— Begin Given data —
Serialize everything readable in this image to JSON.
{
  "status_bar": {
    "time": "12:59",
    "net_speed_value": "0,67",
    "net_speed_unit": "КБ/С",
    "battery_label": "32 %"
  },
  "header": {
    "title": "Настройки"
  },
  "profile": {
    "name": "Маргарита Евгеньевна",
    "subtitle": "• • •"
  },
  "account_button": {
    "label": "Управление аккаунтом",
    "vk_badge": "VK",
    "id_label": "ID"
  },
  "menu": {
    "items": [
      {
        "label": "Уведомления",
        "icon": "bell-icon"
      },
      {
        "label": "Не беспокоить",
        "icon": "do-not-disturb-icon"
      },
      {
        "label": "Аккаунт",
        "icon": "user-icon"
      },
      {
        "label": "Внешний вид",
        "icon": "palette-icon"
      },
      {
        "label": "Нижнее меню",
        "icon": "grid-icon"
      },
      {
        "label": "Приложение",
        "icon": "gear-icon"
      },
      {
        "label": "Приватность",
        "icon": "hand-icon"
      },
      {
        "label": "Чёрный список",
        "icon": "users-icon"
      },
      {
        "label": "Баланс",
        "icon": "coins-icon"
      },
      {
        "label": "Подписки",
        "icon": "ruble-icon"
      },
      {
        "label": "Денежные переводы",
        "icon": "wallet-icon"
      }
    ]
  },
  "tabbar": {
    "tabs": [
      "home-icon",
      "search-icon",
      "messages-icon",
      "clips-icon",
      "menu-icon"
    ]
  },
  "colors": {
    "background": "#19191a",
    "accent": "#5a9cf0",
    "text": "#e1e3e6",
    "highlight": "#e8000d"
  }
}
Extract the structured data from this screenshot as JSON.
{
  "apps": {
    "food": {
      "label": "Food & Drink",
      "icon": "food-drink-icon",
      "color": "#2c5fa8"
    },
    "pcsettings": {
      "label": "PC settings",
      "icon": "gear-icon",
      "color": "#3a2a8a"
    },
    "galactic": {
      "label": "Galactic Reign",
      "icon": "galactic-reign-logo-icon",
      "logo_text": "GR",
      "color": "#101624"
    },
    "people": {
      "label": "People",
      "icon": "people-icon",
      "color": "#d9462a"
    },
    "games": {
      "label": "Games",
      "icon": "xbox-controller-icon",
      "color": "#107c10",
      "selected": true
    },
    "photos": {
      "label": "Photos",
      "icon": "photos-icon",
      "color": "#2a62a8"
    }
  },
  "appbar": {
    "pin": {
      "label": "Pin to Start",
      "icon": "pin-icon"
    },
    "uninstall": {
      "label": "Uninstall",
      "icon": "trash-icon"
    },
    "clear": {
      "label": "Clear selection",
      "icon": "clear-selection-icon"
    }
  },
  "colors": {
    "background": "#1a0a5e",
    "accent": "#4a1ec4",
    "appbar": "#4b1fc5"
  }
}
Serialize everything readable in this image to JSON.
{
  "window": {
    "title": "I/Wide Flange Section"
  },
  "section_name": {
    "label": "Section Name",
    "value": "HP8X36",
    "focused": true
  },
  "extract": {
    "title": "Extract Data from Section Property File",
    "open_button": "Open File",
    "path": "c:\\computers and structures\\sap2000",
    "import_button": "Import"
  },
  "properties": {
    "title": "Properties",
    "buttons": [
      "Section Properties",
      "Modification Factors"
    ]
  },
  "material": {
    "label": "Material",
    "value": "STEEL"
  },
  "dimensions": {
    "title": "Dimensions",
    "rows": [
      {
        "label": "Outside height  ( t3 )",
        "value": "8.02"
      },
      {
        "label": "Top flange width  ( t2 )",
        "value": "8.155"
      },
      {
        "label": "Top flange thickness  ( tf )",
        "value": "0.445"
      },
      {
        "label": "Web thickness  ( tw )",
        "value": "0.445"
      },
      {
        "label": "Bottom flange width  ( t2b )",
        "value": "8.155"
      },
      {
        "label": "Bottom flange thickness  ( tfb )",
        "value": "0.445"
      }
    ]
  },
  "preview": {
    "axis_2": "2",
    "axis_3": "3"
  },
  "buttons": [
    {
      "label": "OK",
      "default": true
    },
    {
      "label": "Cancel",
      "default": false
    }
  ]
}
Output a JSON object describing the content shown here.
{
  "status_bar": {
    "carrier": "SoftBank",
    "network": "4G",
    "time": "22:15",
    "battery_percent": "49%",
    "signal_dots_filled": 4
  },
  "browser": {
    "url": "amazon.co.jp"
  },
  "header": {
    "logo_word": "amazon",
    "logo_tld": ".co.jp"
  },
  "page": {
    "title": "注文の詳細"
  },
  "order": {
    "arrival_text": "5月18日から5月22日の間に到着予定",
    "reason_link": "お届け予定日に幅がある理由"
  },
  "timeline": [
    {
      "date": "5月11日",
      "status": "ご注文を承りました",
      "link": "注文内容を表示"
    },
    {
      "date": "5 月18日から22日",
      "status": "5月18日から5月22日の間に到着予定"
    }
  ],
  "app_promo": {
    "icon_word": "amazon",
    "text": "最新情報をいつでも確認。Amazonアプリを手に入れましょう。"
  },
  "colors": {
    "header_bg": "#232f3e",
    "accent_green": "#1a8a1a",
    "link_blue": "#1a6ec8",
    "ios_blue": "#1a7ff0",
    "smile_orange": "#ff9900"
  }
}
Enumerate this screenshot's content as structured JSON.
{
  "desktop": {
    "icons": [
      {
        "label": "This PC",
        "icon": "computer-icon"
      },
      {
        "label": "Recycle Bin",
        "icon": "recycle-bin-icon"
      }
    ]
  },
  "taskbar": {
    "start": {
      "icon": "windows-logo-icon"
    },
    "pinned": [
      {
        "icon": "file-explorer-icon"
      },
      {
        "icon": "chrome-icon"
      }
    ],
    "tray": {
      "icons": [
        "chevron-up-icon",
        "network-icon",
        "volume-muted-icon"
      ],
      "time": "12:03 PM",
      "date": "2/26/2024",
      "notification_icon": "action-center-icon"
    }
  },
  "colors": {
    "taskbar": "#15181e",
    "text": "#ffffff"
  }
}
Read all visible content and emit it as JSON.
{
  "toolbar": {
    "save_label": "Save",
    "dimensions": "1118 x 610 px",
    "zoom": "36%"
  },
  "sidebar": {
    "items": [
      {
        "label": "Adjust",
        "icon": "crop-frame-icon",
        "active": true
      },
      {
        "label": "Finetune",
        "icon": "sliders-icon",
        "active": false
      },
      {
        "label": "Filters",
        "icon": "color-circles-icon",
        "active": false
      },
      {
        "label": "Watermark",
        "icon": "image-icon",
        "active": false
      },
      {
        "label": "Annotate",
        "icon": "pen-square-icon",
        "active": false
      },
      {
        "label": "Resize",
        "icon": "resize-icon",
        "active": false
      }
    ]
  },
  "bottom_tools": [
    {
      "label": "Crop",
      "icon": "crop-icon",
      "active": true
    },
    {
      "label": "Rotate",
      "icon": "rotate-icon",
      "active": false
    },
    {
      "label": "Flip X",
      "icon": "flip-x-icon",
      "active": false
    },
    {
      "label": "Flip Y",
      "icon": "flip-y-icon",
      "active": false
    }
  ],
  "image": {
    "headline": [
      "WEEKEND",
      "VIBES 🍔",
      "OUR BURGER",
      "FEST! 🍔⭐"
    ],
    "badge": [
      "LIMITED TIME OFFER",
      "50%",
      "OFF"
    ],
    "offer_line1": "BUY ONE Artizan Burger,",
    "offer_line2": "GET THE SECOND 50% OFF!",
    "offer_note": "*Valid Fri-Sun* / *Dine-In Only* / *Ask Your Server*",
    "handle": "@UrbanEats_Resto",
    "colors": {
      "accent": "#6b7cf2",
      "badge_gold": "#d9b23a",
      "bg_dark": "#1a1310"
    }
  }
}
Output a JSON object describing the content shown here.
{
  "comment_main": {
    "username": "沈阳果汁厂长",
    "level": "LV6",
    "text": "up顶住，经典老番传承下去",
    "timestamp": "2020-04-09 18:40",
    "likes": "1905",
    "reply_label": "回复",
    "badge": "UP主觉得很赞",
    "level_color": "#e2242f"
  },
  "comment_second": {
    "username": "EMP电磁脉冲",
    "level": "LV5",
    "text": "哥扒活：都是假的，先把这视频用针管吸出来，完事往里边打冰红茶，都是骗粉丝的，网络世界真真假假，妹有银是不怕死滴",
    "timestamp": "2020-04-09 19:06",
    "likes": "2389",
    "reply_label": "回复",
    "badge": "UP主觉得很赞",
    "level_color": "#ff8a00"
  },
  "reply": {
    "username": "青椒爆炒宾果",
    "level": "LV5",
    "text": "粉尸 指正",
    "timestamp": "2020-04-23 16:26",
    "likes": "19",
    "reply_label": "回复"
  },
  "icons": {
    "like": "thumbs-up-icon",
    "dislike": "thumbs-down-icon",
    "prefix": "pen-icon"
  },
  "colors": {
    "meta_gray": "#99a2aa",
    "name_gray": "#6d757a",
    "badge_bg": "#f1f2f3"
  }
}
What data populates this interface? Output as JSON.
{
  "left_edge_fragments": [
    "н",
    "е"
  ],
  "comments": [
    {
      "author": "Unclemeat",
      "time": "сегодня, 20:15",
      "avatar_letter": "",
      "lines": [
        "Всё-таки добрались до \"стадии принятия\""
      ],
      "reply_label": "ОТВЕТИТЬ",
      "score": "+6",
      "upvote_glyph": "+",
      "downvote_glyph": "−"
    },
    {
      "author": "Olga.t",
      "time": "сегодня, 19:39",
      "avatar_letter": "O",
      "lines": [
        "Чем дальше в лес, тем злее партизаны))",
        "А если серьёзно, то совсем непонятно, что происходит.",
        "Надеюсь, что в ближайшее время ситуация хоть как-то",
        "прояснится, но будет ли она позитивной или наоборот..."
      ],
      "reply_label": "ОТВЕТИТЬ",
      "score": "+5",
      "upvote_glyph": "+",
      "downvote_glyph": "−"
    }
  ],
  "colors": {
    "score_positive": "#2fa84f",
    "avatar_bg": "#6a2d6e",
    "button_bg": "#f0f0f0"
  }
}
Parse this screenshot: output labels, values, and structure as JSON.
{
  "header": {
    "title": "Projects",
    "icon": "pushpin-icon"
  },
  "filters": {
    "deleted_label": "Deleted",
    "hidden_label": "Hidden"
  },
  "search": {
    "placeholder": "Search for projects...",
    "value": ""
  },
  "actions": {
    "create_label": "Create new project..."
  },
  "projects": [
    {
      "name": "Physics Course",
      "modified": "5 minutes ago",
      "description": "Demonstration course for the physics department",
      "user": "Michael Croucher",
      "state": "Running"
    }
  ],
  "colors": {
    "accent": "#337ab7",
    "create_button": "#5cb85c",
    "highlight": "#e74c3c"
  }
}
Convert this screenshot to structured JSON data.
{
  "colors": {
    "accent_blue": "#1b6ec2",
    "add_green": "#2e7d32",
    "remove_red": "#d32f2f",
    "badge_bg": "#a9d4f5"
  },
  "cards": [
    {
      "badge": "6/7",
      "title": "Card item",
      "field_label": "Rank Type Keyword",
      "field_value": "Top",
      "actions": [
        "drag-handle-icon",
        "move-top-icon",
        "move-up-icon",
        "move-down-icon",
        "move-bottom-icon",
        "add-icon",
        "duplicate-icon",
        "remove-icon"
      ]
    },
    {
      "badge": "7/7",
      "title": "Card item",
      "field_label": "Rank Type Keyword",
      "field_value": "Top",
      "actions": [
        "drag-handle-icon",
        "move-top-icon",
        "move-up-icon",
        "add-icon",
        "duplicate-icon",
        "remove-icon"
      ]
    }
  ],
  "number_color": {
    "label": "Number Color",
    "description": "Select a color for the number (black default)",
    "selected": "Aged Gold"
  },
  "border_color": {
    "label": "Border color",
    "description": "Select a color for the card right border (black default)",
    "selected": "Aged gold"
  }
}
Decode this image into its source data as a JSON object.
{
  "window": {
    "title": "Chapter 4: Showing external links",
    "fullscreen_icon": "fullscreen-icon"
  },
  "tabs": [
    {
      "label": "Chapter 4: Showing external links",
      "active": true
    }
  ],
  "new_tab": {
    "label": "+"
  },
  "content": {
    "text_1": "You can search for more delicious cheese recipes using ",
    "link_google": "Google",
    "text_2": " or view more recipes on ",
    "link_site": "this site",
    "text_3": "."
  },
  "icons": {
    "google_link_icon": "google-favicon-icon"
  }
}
— End Given data —
**Direction**
Using the records above, list each line that includes "screenshot".

**Response to the task**
Extract the structured data from this screenshot as JSON.
Enumerate this screenshot's content as structured JSON.
Parse this screenshot: output labels, values, and structure as JSON.
Convert this screenshot to structured JSON data.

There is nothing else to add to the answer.